START

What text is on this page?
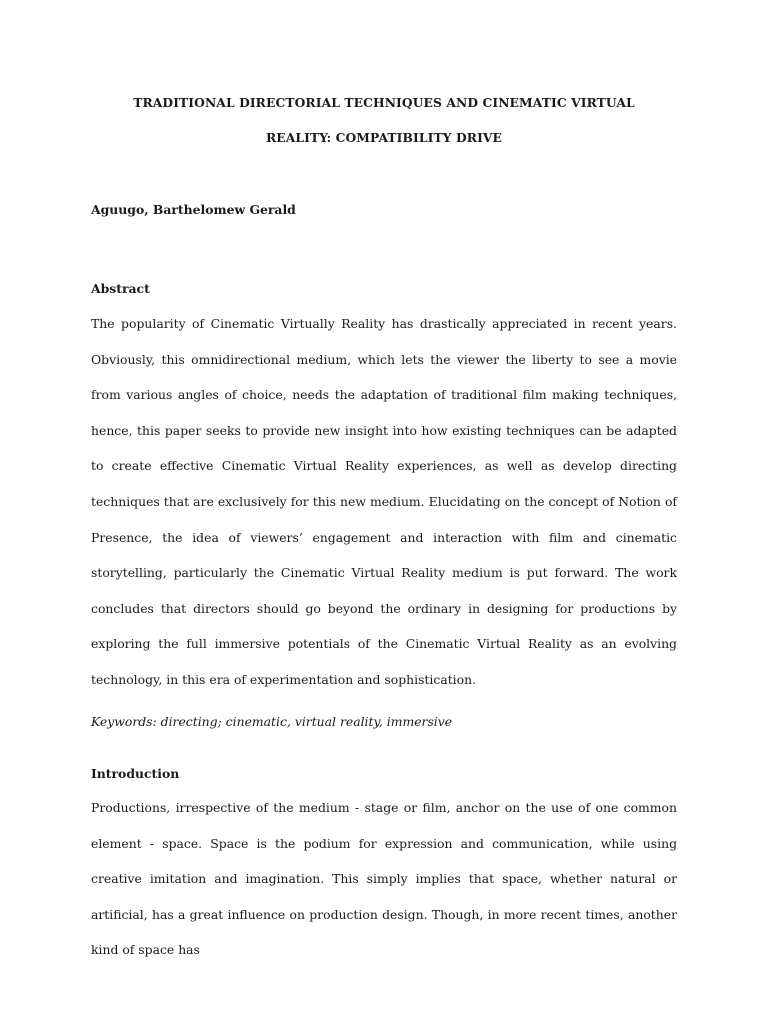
TRADITIONAL DIRECTORIAL TECHNIQUES AND CINEMATIC VIRTUAL
REALITY: COMPATIBILITY DRIVE
Aguugo, Barthelomew Gerald
Abstract
The popularity of Cinematic Virtually Reality has drastically appreciated in recent years. Obviously, this omnidirectional medium, which lets the viewer the liberty to see a movie from various angles of choice, needs the adaptation of traditional film making techniques, hence, this paper seeks to provide new insight into how existing techniques can be adapted to create effective Cinematic Virtual Reality experiences, as well as develop directing techniques that are exclusively for this new medium. Elucidating on the concept of Notion of Presence, the idea of viewers’ engagement and interaction with film and cinematic storytelling, particularly the Cinematic Virtual Reality medium is put forward. The work concludes that directors should go beyond the ordinary in designing for productions by exploring the full immersive potentials of the Cinematic Virtual Reality as an evolving technology, in this era of experimentation and sophistication.
Keywords: directing; cinematic, virtual reality, immersive
Introduction
Productions, irrespective of the medium - stage or film, anchor on the use of one common element - space. Space is the podium for expression and communication, while using creative imitation and imagination. This simply implies that space, whether natural or artificial, has a great influence on production design. Though, in more recent times, another kind of space has
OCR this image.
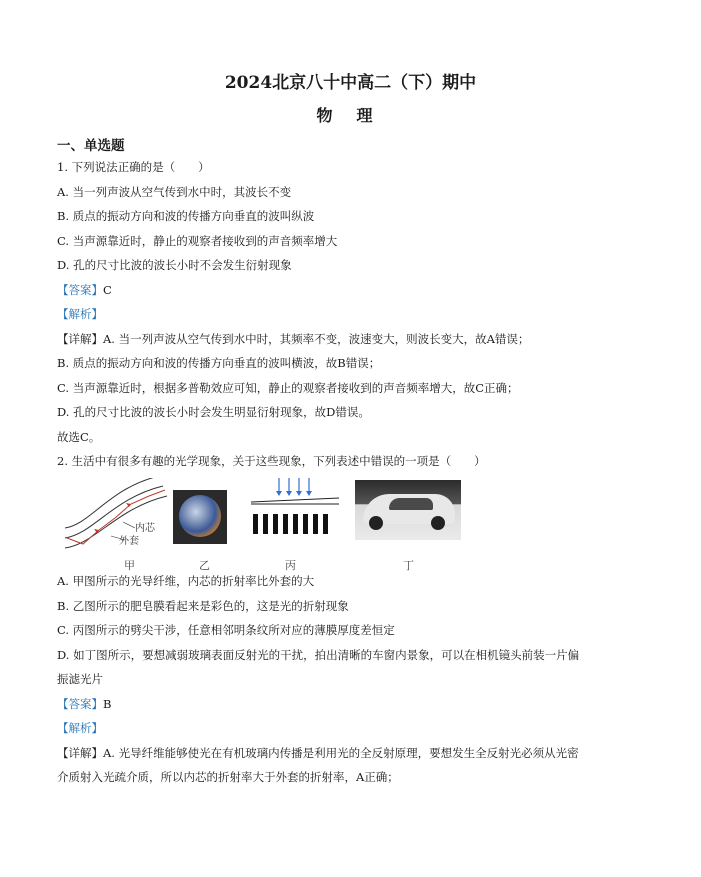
2024北京八十中高二（下）期中
物理
一、单选题
1. 下列说法正确的是（　　）
A. 当一列声波从空气传到水中时，其波长不变
B. 质点的振动方向和波的传播方向垂直的波叫纵波
C. 当声源靠近时，静止的观察者接收到的声音频率增大
D. 孔的尺寸比波的波长小时不会发生衍射现象
【答案】C
【解析】
【详解】A. 当一列声波从空气传到水中时，其频率不变，波速变大，则波长变大，故A错误；
B. 质点的振动方向和波的传播方向垂直的波叫横波，故B错误；
C. 当声源靠近时，根据多普勒效应可知，静止的观察者接收到的声音频率增大，故C正确；
D. 孔的尺寸比波的波长小时会发生明显衍射现象，故D错误。
故选C。
2. 生活中有很多有趣的光学现象，关于这些现象，下列表述中错误的一项是（　　）
内芯
外套
甲	乙	丙	丁
A. 甲图所示的光导纤维，内芯的折射率比外套的大
B. 乙图所示的肥皂膜看起来是彩色的，这是光的折射现象
C. 丙图所示的劈尖干涉，任意相邻明条纹所对应的薄膜厚度差恒定
D. 如丁图所示，要想减弱玻璃表面反射光的干扰，拍出清晰的车窗内景象，可以在相机镜头前装一片偏
振滤光片
【答案】B
【解析】
【详解】A. 光导纤维能够使光在有机玻璃内传播是利用光的全反射原理，要想发生全反射光必须从光密
介质射入光疏介质，所以内芯的折射率大于外套的折射率，A正确；
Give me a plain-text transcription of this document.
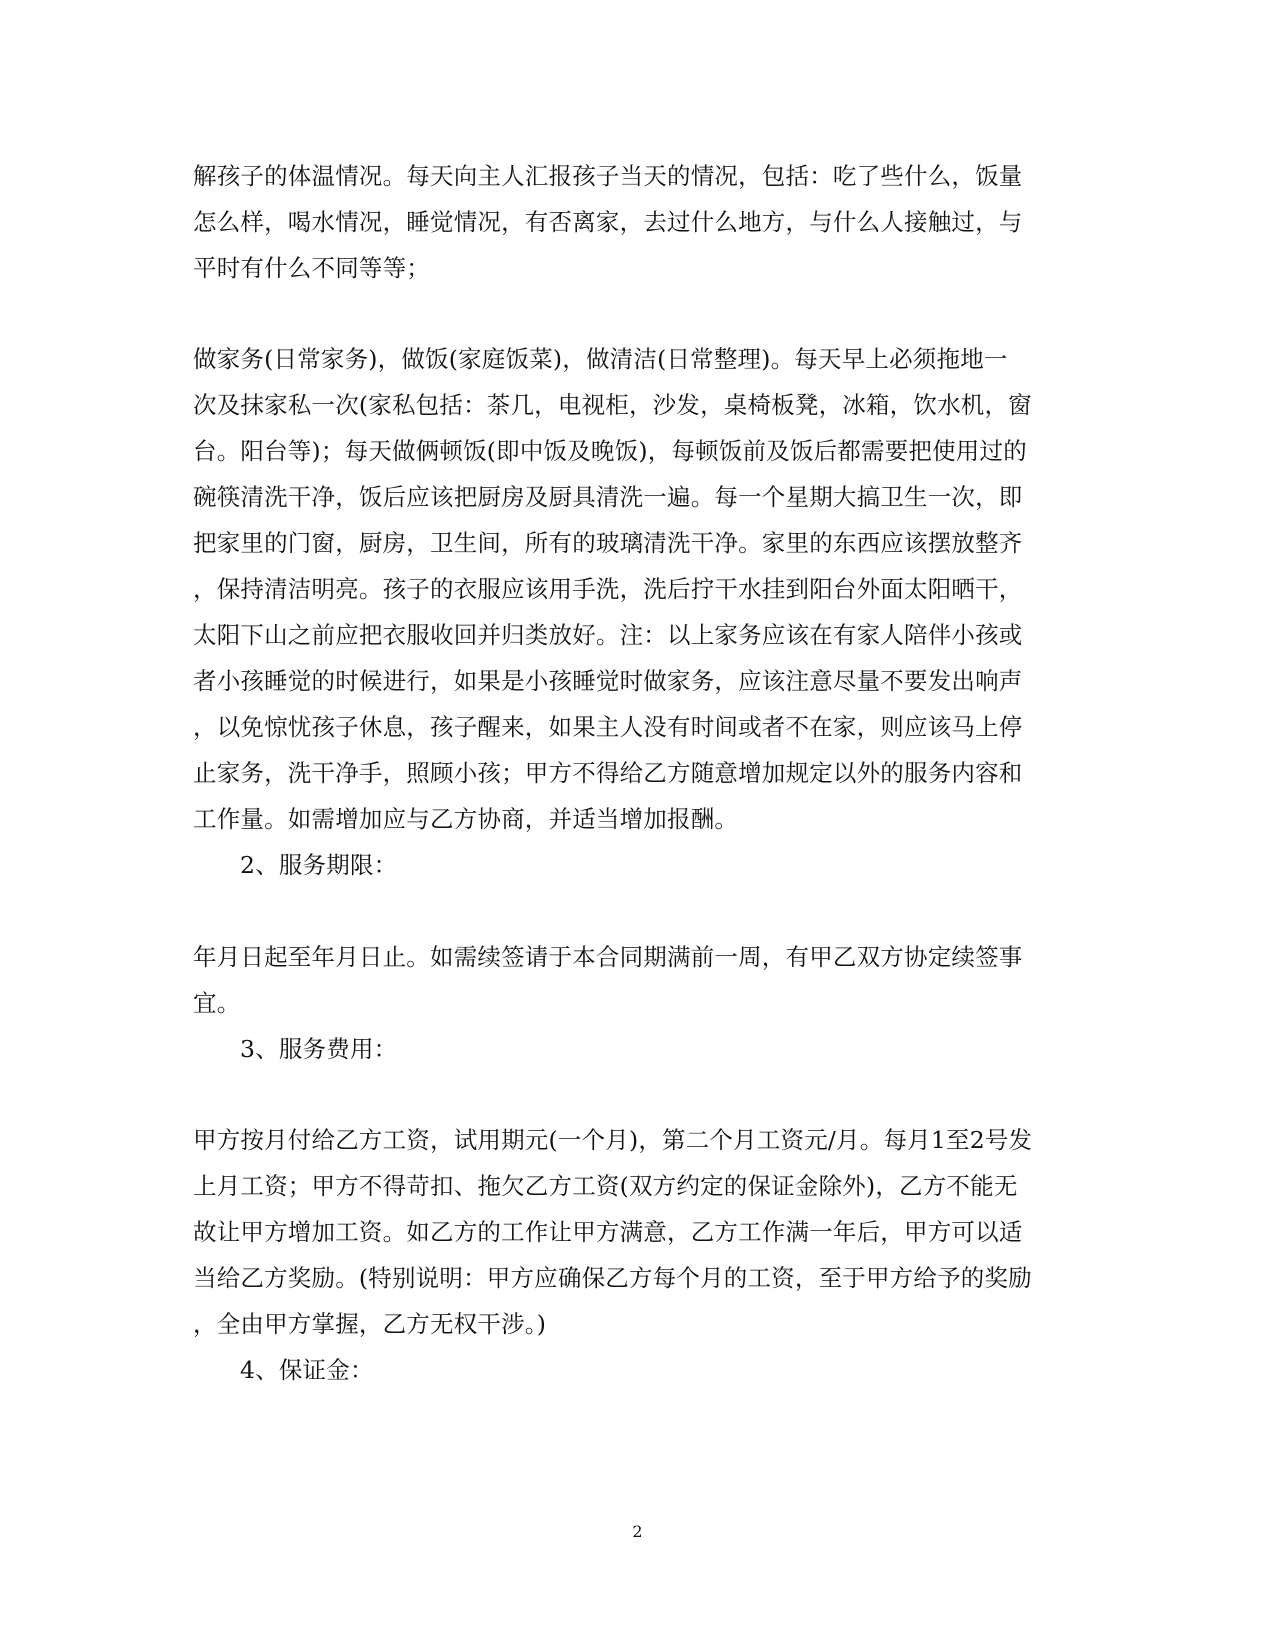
解孩子的体温情况。每天向主人汇报孩子当天的情况，包括：吃了些什么，饭量
怎么样，喝水情况，睡觉情况，有否离家，去过什么地方，与什么人接触过，与
平时有什么不同等等；
做家务(日常家务)，做饭(家庭饭菜)，做清洁(日常整理)。每天早上必须拖地一
次及抹家私一次(家私包括：茶几，电视柜，沙发，桌椅板凳，冰箱，饮水机，窗
台。阳台等)；每天做俩顿饭(即中饭及晚饭)，每顿饭前及饭后都需要把使用过的
碗筷清洗干净，饭后应该把厨房及厨具清洗一遍。每一个星期大搞卫生一次，即
把家里的门窗，厨房，卫生间，所有的玻璃清洗干净。家里的东西应该摆放整齐
，保持清洁明亮。孩子的衣服应该用手洗，洗后拧干水挂到阳台外面太阳晒干，
太阳下山之前应把衣服收回并归类放好。注：以上家务应该在有家人陪伴小孩或
者小孩睡觉的时候进行，如果是小孩睡觉时做家务，应该注意尽量不要发出响声
，以免惊忧孩子休息，孩子醒来，如果主人没有时间或者不在家，则应该马上停
止家务，洗干净手，照顾小孩；甲方不得给乙方随意增加规定以外的服务内容和
工作量。如需增加应与乙方协商，并适当增加报酬。
2、服务期限：
年月日起至年月日止。如需续签请于本合同期满前一周，有甲乙双方协定续签事
宜。
3、服务费用：
甲方按月付给乙方工资，试用期元(一个月)，第二个月工资元/月。每月1至2号发
上月工资；甲方不得苛扣、拖欠乙方工资(双方约定的保证金除外)，乙方不能无
故让甲方增加工资。如乙方的工作让甲方满意，乙方工作满一年后，甲方可以适
当给乙方奖励。(特别说明：甲方应确保乙方每个月的工资，至于甲方给予的奖励
，全由甲方掌握，乙方无权干涉。)
4、保证金：
2
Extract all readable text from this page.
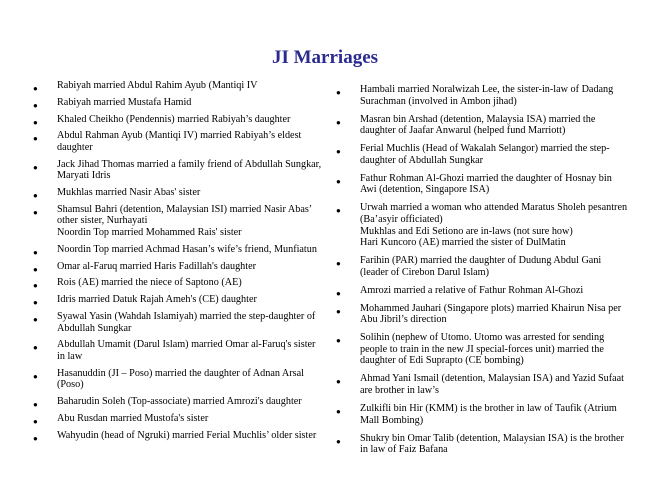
JI Marriages
● Rabiyah married Abdul Rahim Ayub (Mantiqi IV
● Rabiyah married Mustafa Hamid
● Khaled Cheikho (Pendennis) married Rabiyah’s daughter
● Abdul Rahman Ayub (Mantiqi IV) married Rabiyah’s eldest daughter
● Jack Jihad Thomas married a family friend of Abdullah Sungkar, Maryati Idris
● Mukhlas married Nasir Abas' sister
● Shamsul Bahri (detention, Malaysian ISI) married Nasir Abas’ other sister, Nurhayati
Noordin Top married Mohammed Rais' sister
● Noordin Top married Achmad Hasan’s wife’s friend, Munfiatun
● Omar al-Faruq married Haris Fadillah's daughter
● Rois (AE) married the niece of Saptono (AE)
● Idris married Datuk Rajah Ameh's (CE) daughter
● Syawal Yasin (Wahdah Islamiyah) married the step-daughter of Abdullah Sungkar
● Abdullah Umamit (Darul Islam) married Omar al-Faruq's sister in law
● Hasanuddin (JI – Poso) married the daughter of Adnan Arsal (Poso)
● Baharudin Soleh (Top-associate) married Amrozi's daughter
● Abu Rusdan married Mustofa's sister
● Wahyudin (head of Ngruki) married Ferial Muchlis’ older sister
● Hambali married Noralwizah Lee, the sister-in-law of Dadang Surachman (involved in Ambon jihad)
● Masran bin Arshad (detention, Malaysia ISA) married the daughter of Jaafar Anwarul (helped fund Marriott)
● Ferial Muchlis (Head of Wakalah Selangor) married the step-daughter of Abdullah Sungkar
● Fathur Rohman Al-Ghozi married the daughter of Hosnay bin Awi (detention, Singapore ISA)
● Urwah married a woman who attended Maratus Sholeh pesantren (Ba’asyir officiated)
Mukhlas and Edi Setiono are in-laws (not sure how)
Hari Kuncoro (AE) married the sister of DulMatin
● Farihin (PAR) married the daughter of Dudung Abdul Gani (leader of Cirebon Darul Islam)
● Amrozi married a relative of Fathur Rohman Al-Ghozi
● Mohammed Jauhari (Singapore plots) married Khairun Nisa per Abu Jibril’s direction
● Solihin (nephew of Utomo. Utomo was arrested for sending people to train in the new JI special-forces unit) married the daughter of Edi Suprapto (CE bombing)
● Ahmad Yani Ismail (detention, Malaysian ISA) and Yazid Sufaat are brother in law’s
● Zulkifli bin Hir (KMM) is the brother in law of Taufik (Atrium Mall Bombing)
● Shukry bin Omar Talib (detention, Malaysian ISA) is the brother in law of Faiz Bafana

END

STATED GOAL
Transcribe the material as is, with images omitted.

COMPLETED TASK
What text is on this page?
TRADITIONAL DIRECTORIAL TECHNIQUES AND CINEMATIC VIRTUAL
REALITY: COMPATIBILITY DRIVE
Aguugo, Barthelomew Gerald
Abstract
The popularity of Cinematic Virtually Reality has drastically appreciated in recent years. Obviously, this omnidirectional medium, which lets the viewer the liberty to see a movie from various angles of choice, needs the adaptation of traditional film making techniques, hence, this paper seeks to provide new insight into how existing techniques can be adapted to create effective Cinematic Virtual Reality experiences, as well as develop directing techniques that are exclusively for this new medium. Elucidating on the concept of Notion of Presence, the idea of viewers’ engagement and interaction with film and cinematic storytelling, particularly the Cinematic Virtual Reality medium is put forward. The work concludes that directors should go beyond the ordinary in designing for productions by exploring the full immersive potentials of the Cinematic Virtual Reality as an evolving technology, in this era of experimentation and sophistication.
Keywords: directing; cinematic, virtual reality, immersive
Introduction
Productions, irrespective of the medium - stage or film, anchor on the use of one common element - space. Space is the podium for expression and communication, while using creative imitation and imagination. This simply implies that space, whether natural or artificial, has a great influence on production design. Though, in more recent times, another kind of space has
OCR this image.
2024北京八十中高二（下）期中
物理
一、单选题
1. 下列说法正确的是（　　）
A. 当一列声波从空气传到水中时，其波长不变
B. 质点的振动方向和波的传播方向垂直的波叫纵波
C. 当声源靠近时，静止的观察者接收到的声音频率增大
D. 孔的尺寸比波的波长小时不会发生衍射现象
【答案】C
【解析】
【详解】A. 当一列声波从空气传到水中时，其频率不变，波速变大，则波长变大，故A错误；
B. 质点的振动方向和波的传播方向垂直的波叫横波，故B错误；
C. 当声源靠近时，根据多普勒效应可知，静止的观察者接收到的声音频率增大，故C正确；
D. 孔的尺寸比波的波长小时会发生明显衍射现象，故D错误。
故选C。
2. 生活中有很多有趣的光学现象，关于这些现象，下列表述中错误的一项是（　　）
内芯
外套
甲	乙	丙	丁
A. 甲图所示的光导纤维，内芯的折射率比外套的大
B. 乙图所示的肥皂膜看起来是彩色的，这是光的折射现象
C. 丙图所示的劈尖干涉，任意相邻明条纹所对应的薄膜厚度差恒定
D. 如丁图所示，要想减弱玻璃表面反射光的干扰，拍出清晰的车窗内景象，可以在相机镜头前装一片偏
振滤光片
【答案】B
【解析】
【详解】A. 光导纤维能够使光在有机玻璃内传播是利用光的全反射原理，要想发生全反射光必须从光密
介质射入光疏介质，所以内芯的折射率大于外套的折射率，A正确；
Give me a plain-text transcription of this document.
解孩子的体温情况。每天向主人汇报孩子当天的情况，包括：吃了些什么，饭量
怎么样，喝水情况，睡觉情况，有否离家，去过什么地方，与什么人接触过，与
平时有什么不同等等；
做家务(日常家务)，做饭(家庭饭菜)，做清洁(日常整理)。每天早上必须拖地一
次及抹家私一次(家私包括：茶几，电视柜，沙发，桌椅板凳，冰箱，饮水机，窗
台。阳台等)；每天做俩顿饭(即中饭及晚饭)，每顿饭前及饭后都需要把使用过的
碗筷清洗干净，饭后应该把厨房及厨具清洗一遍。每一个星期大搞卫生一次，即
把家里的门窗，厨房，卫生间，所有的玻璃清洗干净。家里的东西应该摆放整齐
，保持清洁明亮。孩子的衣服应该用手洗，洗后拧干水挂到阳台外面太阳晒干，
太阳下山之前应把衣服收回并归类放好。注：以上家务应该在有家人陪伴小孩或
者小孩睡觉的时候进行，如果是小孩睡觉时做家务，应该注意尽量不要发出响声
，以免惊忧孩子休息，孩子醒来，如果主人没有时间或者不在家，则应该马上停
止家务，洗干净手，照顾小孩；甲方不得给乙方随意增加规定以外的服务内容和
工作量。如需增加应与乙方协商，并适当增加报酬。
2、服务期限：
年月日起至年月日止。如需续签请于本合同期满前一周，有甲乙双方协定续签事
宜。
3、服务费用：
甲方按月付给乙方工资，试用期元(一个月)，第二个月工资元/月。每月1至2号发
上月工资；甲方不得苛扣、拖欠乙方工资(双方约定的保证金除外)，乙方不能无
故让甲方增加工资。如乙方的工作让甲方满意，乙方工作满一年后，甲方可以适
当给乙方奖励。(特别说明：甲方应确保乙方每个月的工资，至于甲方给予的奖励
，全由甲方掌握，乙方无权干涉。)
4、保证金：
2
Extract all readable text from this page.
JI Marriages
● Rabiyah married Abdul Rahim Ayub (Mantiqi IV
● Rabiyah married Mustafa Hamid
● Khaled Cheikho (Pendennis) married Rabiyah’s daughter
● Abdul Rahman Ayub (Mantiqi IV) married Rabiyah’s eldest daughter
● Jack Jihad Thomas married a family friend of Abdullah Sungkar, Maryati Idris
● Mukhlas married Nasir Abas' sister
● Shamsul Bahri (detention, Malaysian ISI) married Nasir Abas’ other sister, Nurhayati
Noordin Top married Mohammed Rais' sister
● Noordin Top married Achmad Hasan’s wife’s friend, Munfiatun
● Omar al-Faruq married Haris Fadillah's daughter
● Rois (AE) married the niece of Saptono (AE)
● Idris married Datuk Rajah Ameh's (CE) daughter
● Syawal Yasin (Wahdah Islamiyah) married the step-daughter of Abdullah Sungkar
● Abdullah Umamit (Darul Islam) married Omar al-Faruq's sister in law
● Hasanuddin (JI – Poso) married the daughter of Adnan Arsal (Poso)
● Baharudin Soleh (Top-associate) married Amrozi's daughter
● Abu Rusdan married Mustofa's sister
● Wahyudin (head of Ngruki) married Ferial Muchlis’ older sister
● Hambali married Noralwizah Lee, the sister-in-law of Dadang Surachman (involved in Ambon jihad)
● Masran bin Arshad (detention, Malaysia ISA) married the daughter of Jaafar Anwarul (helped fund Marriott)
● Ferial Muchlis (Head of Wakalah Selangor) married the step-daughter of Abdullah Sungkar
● Fathur Rohman Al-Ghozi married the daughter of Hosnay bin Awi (detention, Singapore ISA)
● Urwah married a woman who attended Maratus Sholeh pesantren (Ba’asyir officiated)
Mukhlas and Edi Setiono are in-laws (not sure how)
Hari Kuncoro (AE) married the sister of DulMatin
● Farihin (PAR) married the daughter of Dudung Abdul Gani (leader of Cirebon Darul Islam)
● Amrozi married a relative of Fathur Rohman Al-Ghozi
● Mohammed Jauhari (Singapore plots) married Khairun Nisa per Abu Jibril’s direction
● Solihin (nephew of Utomo. Utomo was arrested for sending people to train in the new JI special-forces unit) married the daughter of Edi Suprapto (CE bombing)
● Ahmad Yani Ismail (detention, Malaysian ISA) and Yazid Sufaat are brother in law’s
● Zulkifli bin Hir (KMM) is the brother in law of Taufik (Atrium Mall Bombing)
● Shukry bin Omar Talib (detention, Malaysian ISA) is the brother in law of Faiz Bafana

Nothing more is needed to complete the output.